#### [MATERIALS PROVIDED]
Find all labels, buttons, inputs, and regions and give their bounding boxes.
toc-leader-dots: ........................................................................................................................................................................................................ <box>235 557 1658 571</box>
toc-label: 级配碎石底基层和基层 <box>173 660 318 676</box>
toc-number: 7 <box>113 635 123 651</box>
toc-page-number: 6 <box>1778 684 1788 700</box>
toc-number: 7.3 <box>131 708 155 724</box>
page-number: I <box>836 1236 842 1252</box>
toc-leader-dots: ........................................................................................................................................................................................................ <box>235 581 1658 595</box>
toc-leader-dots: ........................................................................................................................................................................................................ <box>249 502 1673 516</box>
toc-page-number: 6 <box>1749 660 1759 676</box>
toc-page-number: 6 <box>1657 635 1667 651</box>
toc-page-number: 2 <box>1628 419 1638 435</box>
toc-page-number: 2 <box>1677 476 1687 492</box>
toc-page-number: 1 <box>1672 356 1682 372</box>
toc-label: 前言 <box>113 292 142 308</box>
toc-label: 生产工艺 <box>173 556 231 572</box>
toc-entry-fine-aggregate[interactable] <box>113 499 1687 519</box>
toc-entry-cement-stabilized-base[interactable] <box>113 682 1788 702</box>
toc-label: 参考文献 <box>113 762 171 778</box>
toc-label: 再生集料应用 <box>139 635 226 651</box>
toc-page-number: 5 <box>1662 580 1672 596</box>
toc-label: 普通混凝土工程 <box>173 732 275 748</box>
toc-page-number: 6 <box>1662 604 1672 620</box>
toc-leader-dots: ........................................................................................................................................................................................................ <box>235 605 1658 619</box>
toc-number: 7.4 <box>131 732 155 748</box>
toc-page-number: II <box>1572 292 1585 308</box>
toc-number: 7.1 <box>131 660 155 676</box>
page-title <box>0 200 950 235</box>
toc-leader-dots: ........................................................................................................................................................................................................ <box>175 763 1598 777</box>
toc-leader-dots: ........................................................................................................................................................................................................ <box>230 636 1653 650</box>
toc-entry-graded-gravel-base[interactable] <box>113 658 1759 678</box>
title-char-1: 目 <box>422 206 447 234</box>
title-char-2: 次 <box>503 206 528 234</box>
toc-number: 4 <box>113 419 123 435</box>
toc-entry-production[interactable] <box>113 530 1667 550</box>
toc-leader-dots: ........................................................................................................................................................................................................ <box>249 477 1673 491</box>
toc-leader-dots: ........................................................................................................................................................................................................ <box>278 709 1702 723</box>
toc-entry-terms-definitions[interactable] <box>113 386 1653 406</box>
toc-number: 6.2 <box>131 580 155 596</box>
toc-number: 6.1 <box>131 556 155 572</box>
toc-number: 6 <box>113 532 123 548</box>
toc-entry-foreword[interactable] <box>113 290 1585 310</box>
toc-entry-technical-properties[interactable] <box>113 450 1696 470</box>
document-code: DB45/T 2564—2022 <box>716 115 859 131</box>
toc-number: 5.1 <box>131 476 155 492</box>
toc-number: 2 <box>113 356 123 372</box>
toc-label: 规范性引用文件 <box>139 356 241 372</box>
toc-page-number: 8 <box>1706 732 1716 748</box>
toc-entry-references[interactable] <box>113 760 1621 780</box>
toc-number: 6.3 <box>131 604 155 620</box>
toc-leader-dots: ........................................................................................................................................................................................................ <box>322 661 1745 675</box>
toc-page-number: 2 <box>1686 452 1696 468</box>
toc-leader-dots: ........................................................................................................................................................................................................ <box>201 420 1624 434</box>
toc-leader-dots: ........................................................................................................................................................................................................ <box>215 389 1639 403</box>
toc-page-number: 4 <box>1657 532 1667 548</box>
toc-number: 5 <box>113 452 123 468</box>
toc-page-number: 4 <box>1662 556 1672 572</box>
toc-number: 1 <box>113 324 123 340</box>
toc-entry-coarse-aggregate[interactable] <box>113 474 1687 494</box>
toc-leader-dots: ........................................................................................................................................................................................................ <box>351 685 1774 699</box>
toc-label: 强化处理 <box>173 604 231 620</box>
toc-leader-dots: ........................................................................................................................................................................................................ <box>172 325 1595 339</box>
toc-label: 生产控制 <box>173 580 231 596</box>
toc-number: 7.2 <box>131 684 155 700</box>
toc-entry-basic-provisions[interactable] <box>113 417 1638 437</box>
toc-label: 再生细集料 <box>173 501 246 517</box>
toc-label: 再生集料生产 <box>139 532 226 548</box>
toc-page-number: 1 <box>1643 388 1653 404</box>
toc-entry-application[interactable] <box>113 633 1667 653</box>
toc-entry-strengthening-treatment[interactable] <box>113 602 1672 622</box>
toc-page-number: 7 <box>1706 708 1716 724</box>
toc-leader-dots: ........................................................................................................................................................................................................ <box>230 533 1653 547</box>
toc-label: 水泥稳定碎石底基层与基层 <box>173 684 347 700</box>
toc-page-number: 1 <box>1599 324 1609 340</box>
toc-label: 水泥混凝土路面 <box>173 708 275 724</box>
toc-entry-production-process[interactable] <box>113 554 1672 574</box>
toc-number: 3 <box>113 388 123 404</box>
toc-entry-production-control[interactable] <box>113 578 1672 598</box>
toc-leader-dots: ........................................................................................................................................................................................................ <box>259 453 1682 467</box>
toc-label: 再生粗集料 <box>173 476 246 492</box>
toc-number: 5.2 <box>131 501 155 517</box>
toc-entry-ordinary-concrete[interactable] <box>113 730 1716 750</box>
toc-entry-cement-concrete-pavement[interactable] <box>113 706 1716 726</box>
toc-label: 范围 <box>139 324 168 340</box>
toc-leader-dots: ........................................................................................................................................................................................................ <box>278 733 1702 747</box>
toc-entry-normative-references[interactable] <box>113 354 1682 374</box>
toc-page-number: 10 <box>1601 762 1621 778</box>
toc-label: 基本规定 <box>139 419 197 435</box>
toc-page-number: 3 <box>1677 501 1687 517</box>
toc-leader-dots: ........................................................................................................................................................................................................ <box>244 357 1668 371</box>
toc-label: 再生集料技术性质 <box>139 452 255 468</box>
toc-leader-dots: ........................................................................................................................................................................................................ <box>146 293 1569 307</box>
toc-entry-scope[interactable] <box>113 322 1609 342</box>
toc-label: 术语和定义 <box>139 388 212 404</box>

#### [WHAT TO PRODUCE]
Can you return every line of the records above word for word, without changing anything?

#### [RESPONSE FOR THIS EXERCISE]
Find all labels, buttons, inputs, and regions and give their bounding boxes.
toc-leader-dots: ........................................................................................................................................................................................................ <box>235 557 1658 571</box>
toc-label: 级配碎石底基层和基层 <box>173 660 318 676</box>
toc-number: 7 <box>113 635 123 651</box>
toc-page-number: 6 <box>1778 684 1788 700</box>
toc-number: 7.3 <box>131 708 155 724</box>
page-number: I <box>836 1236 842 1252</box>
toc-leader-dots: ........................................................................................................................................................................................................ <box>235 581 1658 595</box>
toc-leader-dots: ........................................................................................................................................................................................................ <box>249 502 1673 516</box>
toc-page-number: 6 <box>1749 660 1759 676</box>
toc-page-number: 6 <box>1657 635 1667 651</box>
toc-page-number: 2 <box>1628 419 1638 435</box>
toc-page-number: 2 <box>1677 476 1687 492</box>
toc-page-number: 1 <box>1672 356 1682 372</box>
toc-label: 前言 <box>113 292 142 308</box>
toc-label: 生产工艺 <box>173 556 231 572</box>
toc-entry-fine-aggregate[interactable] <box>113 499 1687 519</box>
toc-entry-cement-stabilized-base[interactable] <box>113 682 1788 702</box>
toc-label: 参考文献 <box>113 762 171 778</box>
toc-label: 再生集料应用 <box>139 635 226 651</box>
toc-page-number: 5 <box>1662 580 1672 596</box>
toc-label: 普通混凝土工程 <box>173 732 275 748</box>
toc-page-number: 6 <box>1662 604 1672 620</box>
toc-leader-dots: ........................................................................................................................................................................................................ <box>235 605 1658 619</box>
toc-number: 7.4 <box>131 732 155 748</box>
toc-page-number: II <box>1572 292 1585 308</box>
toc-number: 7.1 <box>131 660 155 676</box>
page-title <box>0 200 950 235</box>
toc-leader-dots: ........................................................................................................................................................................................................ <box>175 763 1598 777</box>
toc-leader-dots: ........................................................................................................................................................................................................ <box>230 636 1653 650</box>
toc-entry-graded-gravel-base[interactable] <box>113 658 1759 678</box>
title-char-1: 目 <box>422 206 447 234</box>
title-char-2: 次 <box>503 206 528 234</box>
toc-number: 4 <box>113 419 123 435</box>
toc-entry-production[interactable] <box>113 530 1667 550</box>
toc-leader-dots: ........................................................................................................................................................................................................ <box>249 477 1673 491</box>
toc-leader-dots: ........................................................................................................................................................................................................ <box>278 709 1702 723</box>
toc-entry-terms-definitions[interactable] <box>113 386 1653 406</box>
toc-number: 6.2 <box>131 580 155 596</box>
toc-number: 6.1 <box>131 556 155 572</box>
toc-number: 6 <box>113 532 123 548</box>
toc-entry-foreword[interactable] <box>113 290 1585 310</box>
toc-entry-technical-properties[interactable] <box>113 450 1696 470</box>
document-code: DB45/T 2564—2022 <box>716 115 859 131</box>
toc-number: 5.1 <box>131 476 155 492</box>
toc-number: 2 <box>113 356 123 372</box>
toc-label: 规范性引用文件 <box>139 356 241 372</box>
toc-page-number: 8 <box>1706 732 1716 748</box>
toc-entry-references[interactable] <box>113 760 1621 780</box>
toc-number: 6.3 <box>131 604 155 620</box>
toc-leader-dots: ........................................................................................................................................................................................................ <box>322 661 1745 675</box>
toc-page-number: 2 <box>1686 452 1696 468</box>
toc-leader-dots: ........................................................................................................................................................................................................ <box>201 420 1624 434</box>
toc-leader-dots: ........................................................................................................................................................................................................ <box>215 389 1639 403</box>
toc-page-number: 4 <box>1657 532 1667 548</box>
toc-number: 5 <box>113 452 123 468</box>
toc-page-number: 4 <box>1662 556 1672 572</box>
toc-number: 1 <box>113 324 123 340</box>
toc-entry-coarse-aggregate[interactable] <box>113 474 1687 494</box>
toc-leader-dots: ........................................................................................................................................................................................................ <box>351 685 1774 699</box>
toc-label: 强化处理 <box>173 604 231 620</box>
toc-leader-dots: ........................................................................................................................................................................................................ <box>172 325 1595 339</box>
toc-label: 生产控制 <box>173 580 231 596</box>
toc-number: 7.2 <box>131 684 155 700</box>
toc-entry-basic-provisions[interactable] <box>113 417 1638 437</box>
toc-label: 再生细集料 <box>173 501 246 517</box>
toc-label: 再生集料生产 <box>139 532 226 548</box>
toc-page-number: 1 <box>1643 388 1653 404</box>
toc-entry-application[interactable] <box>113 633 1667 653</box>
toc-entry-strengthening-treatment[interactable] <box>113 602 1672 622</box>
toc-page-number: 7 <box>1706 708 1716 724</box>
toc-leader-dots: ........................................................................................................................................................................................................ <box>230 533 1653 547</box>
toc-label: 水泥稳定碎石底基层与基层 <box>173 684 347 700</box>
toc-page-number: 1 <box>1599 324 1609 340</box>
toc-label: 水泥混凝土路面 <box>173 708 275 724</box>
toc-entry-production-process[interactable] <box>113 554 1672 574</box>
toc-number: 3 <box>113 388 123 404</box>
toc-entry-production-control[interactable] <box>113 578 1672 598</box>
toc-leader-dots: ........................................................................................................................................................................................................ <box>259 453 1682 467</box>
toc-label: 再生粗集料 <box>173 476 246 492</box>
toc-number: 5.2 <box>131 501 155 517</box>
toc-entry-ordinary-concrete[interactable] <box>113 730 1716 750</box>
toc-entry-cement-concrete-pavement[interactable] <box>113 706 1716 726</box>
toc-label: 范围 <box>139 324 168 340</box>
toc-leader-dots: ........................................................................................................................................................................................................ <box>278 733 1702 747</box>
toc-entry-normative-references[interactable] <box>113 354 1682 374</box>
toc-page-number: 10 <box>1601 762 1621 778</box>
toc-label: 基本规定 <box>139 419 197 435</box>
toc-page-number: 3 <box>1677 501 1687 517</box>
toc-leader-dots: ........................................................................................................................................................................................................ <box>244 357 1668 371</box>
toc-label: 再生集料技术性质 <box>139 452 255 468</box>
toc-leader-dots: ........................................................................................................................................................................................................ <box>146 293 1569 307</box>
toc-entry-scope[interactable] <box>113 322 1609 342</box>
toc-label: 术语和定义 <box>139 388 212 404</box>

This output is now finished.